DIRECTION
Copy every line from the material below that holds "ylabel".

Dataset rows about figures
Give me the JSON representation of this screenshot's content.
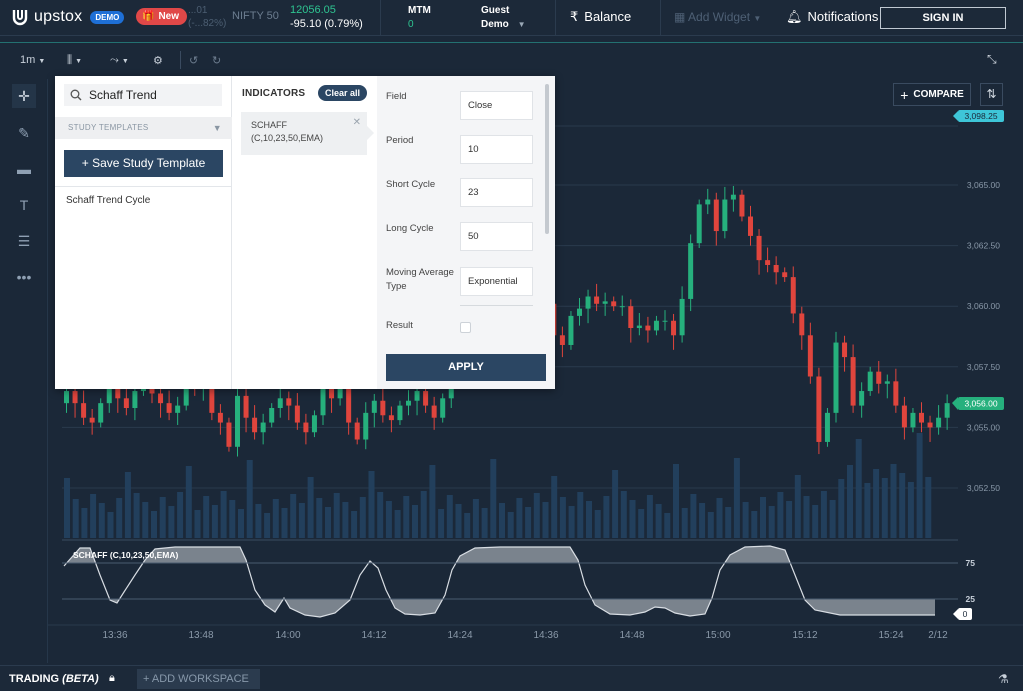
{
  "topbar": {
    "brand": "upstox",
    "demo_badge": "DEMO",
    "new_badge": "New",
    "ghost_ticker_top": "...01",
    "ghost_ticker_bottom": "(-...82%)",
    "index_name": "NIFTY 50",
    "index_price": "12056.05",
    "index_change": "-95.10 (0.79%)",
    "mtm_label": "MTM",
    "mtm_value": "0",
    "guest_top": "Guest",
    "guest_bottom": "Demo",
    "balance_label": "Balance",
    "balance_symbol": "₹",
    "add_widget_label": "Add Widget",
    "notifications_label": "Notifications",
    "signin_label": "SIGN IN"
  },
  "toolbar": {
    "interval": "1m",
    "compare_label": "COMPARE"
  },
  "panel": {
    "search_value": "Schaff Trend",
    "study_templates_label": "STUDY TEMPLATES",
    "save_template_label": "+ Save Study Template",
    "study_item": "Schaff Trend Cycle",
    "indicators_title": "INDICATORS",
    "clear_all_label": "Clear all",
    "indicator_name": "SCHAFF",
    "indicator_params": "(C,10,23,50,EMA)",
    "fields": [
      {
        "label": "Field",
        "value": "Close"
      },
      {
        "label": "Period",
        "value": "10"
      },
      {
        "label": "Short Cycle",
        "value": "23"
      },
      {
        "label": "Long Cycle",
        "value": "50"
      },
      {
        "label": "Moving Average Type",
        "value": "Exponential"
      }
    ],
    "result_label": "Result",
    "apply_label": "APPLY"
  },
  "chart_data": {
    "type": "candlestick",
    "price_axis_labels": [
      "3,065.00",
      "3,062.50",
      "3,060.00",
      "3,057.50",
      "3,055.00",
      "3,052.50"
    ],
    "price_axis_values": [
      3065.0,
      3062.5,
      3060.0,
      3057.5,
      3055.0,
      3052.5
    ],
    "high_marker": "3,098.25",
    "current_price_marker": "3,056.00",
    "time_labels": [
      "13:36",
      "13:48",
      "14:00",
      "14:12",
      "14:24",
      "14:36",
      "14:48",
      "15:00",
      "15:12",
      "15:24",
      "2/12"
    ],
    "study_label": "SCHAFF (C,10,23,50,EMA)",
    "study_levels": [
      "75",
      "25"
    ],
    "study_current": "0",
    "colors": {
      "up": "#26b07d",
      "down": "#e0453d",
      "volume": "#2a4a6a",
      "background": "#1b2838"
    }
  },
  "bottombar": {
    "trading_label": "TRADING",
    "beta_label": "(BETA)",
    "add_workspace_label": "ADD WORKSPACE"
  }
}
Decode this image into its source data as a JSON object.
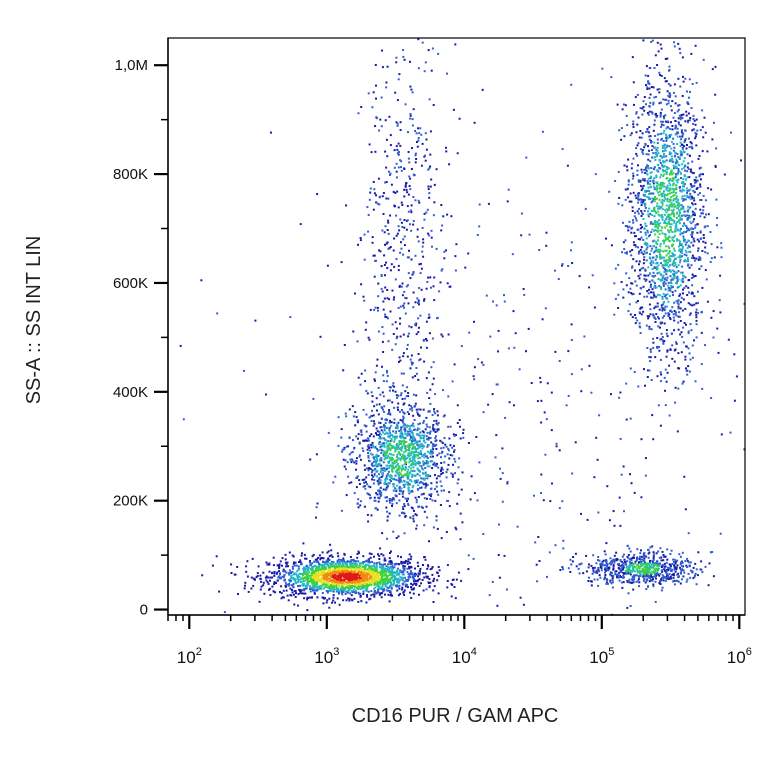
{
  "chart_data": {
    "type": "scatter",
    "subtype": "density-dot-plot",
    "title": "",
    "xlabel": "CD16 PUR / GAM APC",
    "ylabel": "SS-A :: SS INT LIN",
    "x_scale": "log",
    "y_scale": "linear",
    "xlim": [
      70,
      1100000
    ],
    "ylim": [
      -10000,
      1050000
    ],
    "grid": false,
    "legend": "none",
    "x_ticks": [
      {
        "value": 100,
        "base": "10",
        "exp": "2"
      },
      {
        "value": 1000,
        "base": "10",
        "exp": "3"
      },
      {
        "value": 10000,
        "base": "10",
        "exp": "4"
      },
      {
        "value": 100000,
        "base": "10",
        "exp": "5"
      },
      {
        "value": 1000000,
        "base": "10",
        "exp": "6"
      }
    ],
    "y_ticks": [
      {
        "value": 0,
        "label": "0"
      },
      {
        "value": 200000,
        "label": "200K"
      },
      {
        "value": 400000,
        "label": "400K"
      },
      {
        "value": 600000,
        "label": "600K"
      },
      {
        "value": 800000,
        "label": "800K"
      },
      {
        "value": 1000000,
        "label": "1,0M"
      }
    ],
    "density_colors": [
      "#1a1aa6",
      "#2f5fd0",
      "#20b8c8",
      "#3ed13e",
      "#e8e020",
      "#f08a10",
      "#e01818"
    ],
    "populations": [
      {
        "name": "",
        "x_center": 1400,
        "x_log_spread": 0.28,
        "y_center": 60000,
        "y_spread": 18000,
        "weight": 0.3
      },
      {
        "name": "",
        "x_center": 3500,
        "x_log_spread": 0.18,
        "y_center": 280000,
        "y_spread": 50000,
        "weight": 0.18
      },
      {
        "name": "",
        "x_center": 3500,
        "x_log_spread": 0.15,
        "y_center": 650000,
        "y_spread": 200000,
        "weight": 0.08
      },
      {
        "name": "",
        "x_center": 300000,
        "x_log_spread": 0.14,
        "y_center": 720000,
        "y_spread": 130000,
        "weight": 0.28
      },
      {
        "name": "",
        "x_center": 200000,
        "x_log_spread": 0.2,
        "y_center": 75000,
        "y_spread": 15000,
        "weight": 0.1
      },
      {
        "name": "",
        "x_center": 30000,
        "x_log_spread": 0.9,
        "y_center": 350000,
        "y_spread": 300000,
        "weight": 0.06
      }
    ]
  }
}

* * *

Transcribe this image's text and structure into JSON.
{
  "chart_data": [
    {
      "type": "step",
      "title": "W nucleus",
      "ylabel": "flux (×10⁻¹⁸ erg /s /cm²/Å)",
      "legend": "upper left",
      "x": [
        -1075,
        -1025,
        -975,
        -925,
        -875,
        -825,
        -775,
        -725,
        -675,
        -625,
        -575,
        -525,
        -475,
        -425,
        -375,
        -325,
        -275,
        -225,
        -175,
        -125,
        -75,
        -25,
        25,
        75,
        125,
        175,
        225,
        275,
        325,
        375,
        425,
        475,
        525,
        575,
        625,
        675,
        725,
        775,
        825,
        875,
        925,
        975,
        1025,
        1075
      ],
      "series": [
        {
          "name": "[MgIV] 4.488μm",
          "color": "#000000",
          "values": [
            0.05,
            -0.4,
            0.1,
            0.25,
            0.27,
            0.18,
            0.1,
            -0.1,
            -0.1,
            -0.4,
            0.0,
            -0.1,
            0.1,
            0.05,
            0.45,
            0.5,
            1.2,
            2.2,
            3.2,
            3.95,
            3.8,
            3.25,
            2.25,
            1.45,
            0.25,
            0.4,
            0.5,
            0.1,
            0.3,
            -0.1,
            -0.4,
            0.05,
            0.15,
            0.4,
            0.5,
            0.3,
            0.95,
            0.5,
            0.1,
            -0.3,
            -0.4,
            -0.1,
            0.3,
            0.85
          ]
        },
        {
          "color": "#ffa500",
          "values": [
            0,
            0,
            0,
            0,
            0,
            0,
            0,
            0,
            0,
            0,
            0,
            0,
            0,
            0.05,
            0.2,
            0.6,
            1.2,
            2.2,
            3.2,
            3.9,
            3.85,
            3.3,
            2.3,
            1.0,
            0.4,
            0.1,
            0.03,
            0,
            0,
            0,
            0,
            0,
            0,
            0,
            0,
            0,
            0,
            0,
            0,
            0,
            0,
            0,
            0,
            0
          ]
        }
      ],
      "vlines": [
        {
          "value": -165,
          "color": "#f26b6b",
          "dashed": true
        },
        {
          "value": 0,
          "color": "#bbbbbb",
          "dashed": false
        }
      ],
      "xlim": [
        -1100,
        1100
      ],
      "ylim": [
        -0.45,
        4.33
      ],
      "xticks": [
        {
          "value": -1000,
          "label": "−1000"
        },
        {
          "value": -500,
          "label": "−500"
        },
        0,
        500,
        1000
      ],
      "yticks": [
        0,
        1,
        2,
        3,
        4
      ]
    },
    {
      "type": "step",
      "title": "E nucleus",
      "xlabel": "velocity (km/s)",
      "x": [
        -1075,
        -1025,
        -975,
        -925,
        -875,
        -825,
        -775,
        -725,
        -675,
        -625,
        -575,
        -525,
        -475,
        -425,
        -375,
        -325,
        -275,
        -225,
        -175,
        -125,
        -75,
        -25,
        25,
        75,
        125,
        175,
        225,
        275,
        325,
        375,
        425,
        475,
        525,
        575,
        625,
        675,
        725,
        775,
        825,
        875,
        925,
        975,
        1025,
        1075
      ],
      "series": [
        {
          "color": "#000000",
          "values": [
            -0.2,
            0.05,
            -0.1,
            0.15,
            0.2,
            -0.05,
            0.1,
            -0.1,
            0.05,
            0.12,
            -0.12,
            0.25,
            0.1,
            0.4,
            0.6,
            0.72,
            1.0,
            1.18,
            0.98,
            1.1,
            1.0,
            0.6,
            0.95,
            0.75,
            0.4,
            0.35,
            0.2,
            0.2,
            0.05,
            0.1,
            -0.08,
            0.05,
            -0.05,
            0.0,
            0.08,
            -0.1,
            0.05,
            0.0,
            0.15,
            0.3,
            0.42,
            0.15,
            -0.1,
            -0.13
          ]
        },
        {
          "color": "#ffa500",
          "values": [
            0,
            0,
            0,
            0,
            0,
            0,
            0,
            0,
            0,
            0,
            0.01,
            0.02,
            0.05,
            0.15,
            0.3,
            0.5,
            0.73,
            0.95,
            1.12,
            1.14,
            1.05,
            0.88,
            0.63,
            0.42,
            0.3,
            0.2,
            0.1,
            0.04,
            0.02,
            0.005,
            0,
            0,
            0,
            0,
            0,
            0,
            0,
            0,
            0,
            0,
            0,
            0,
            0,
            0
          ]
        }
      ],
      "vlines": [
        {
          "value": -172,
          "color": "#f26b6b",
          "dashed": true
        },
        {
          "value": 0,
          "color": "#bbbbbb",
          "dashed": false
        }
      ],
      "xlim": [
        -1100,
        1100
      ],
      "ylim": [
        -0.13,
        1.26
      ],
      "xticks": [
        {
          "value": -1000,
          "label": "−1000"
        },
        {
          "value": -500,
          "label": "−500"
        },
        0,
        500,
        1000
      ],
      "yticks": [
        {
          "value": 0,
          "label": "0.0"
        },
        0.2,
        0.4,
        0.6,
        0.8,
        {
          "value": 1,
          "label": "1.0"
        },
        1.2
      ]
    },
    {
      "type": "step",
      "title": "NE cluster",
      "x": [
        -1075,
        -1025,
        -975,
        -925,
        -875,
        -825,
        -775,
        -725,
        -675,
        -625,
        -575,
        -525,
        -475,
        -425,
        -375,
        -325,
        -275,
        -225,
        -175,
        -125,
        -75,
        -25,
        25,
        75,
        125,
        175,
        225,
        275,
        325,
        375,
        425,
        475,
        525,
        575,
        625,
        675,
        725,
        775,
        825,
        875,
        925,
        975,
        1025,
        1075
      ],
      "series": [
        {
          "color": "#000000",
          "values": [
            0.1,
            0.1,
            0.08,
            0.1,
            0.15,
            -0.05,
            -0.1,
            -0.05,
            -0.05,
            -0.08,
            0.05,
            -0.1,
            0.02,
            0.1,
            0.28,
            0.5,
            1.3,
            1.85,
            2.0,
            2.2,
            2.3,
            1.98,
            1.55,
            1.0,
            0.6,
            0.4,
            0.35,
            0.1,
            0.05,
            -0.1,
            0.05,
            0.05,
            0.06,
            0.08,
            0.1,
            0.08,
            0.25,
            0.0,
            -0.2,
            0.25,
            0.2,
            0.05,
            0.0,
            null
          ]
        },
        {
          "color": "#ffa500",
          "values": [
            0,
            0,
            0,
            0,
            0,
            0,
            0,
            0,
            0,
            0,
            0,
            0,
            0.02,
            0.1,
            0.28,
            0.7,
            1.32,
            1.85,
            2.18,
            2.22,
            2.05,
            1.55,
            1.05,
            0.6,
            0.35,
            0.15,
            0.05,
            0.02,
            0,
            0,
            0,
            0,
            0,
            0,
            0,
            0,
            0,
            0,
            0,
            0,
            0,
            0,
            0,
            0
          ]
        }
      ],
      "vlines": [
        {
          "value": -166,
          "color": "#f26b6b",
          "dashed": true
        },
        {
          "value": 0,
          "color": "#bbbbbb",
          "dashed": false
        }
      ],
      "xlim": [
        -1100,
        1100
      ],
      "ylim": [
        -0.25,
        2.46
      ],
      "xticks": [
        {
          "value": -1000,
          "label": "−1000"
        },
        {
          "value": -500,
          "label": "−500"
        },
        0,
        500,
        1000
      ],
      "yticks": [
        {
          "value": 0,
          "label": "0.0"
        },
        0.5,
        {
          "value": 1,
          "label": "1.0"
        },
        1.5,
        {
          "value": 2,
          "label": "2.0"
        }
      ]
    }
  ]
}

* * *

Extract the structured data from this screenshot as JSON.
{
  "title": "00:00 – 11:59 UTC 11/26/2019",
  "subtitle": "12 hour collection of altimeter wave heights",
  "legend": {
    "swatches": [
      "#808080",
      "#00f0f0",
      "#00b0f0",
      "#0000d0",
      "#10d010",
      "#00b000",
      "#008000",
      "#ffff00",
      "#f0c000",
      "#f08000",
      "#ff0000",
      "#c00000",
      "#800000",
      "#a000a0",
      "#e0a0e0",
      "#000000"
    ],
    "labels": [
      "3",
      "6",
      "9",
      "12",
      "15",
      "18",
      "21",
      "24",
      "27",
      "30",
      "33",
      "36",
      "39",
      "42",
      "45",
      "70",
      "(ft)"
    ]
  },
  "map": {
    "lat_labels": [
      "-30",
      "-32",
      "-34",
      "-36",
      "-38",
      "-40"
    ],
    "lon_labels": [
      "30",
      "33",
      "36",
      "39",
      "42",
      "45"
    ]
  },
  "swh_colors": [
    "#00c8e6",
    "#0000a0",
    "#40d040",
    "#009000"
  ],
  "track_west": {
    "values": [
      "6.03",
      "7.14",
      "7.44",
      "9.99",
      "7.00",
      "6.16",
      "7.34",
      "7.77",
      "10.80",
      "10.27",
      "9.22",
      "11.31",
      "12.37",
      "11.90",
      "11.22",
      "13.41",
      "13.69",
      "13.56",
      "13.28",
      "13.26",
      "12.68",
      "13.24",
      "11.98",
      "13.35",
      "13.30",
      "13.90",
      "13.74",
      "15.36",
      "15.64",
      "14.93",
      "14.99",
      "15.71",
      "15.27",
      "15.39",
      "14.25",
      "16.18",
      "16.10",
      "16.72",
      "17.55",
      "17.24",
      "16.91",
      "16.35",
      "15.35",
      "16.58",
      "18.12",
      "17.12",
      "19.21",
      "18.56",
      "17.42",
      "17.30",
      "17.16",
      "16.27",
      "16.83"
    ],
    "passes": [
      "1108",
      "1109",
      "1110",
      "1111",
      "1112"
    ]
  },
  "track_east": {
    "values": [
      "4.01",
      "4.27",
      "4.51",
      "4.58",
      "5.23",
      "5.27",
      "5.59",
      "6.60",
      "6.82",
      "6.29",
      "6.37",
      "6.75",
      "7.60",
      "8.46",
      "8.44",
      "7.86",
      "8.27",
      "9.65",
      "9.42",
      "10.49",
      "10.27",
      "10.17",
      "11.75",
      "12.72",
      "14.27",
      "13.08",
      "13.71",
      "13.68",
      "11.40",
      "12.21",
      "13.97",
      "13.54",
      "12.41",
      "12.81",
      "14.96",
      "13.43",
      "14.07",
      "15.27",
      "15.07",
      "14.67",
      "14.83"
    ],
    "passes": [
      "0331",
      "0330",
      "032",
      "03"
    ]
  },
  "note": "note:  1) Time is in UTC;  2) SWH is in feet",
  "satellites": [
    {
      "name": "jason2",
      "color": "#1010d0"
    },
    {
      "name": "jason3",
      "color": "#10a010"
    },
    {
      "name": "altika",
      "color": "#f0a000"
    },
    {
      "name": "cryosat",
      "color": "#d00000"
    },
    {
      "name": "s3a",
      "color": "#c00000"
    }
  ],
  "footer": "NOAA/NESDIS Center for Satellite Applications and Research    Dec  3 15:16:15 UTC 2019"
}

CORRECT RESPONSE
    "ylabel": "SS-A :: SS INT LIN",
      "ylabel": "flux (×10⁻¹⁸ erg /s /cm²/Å)",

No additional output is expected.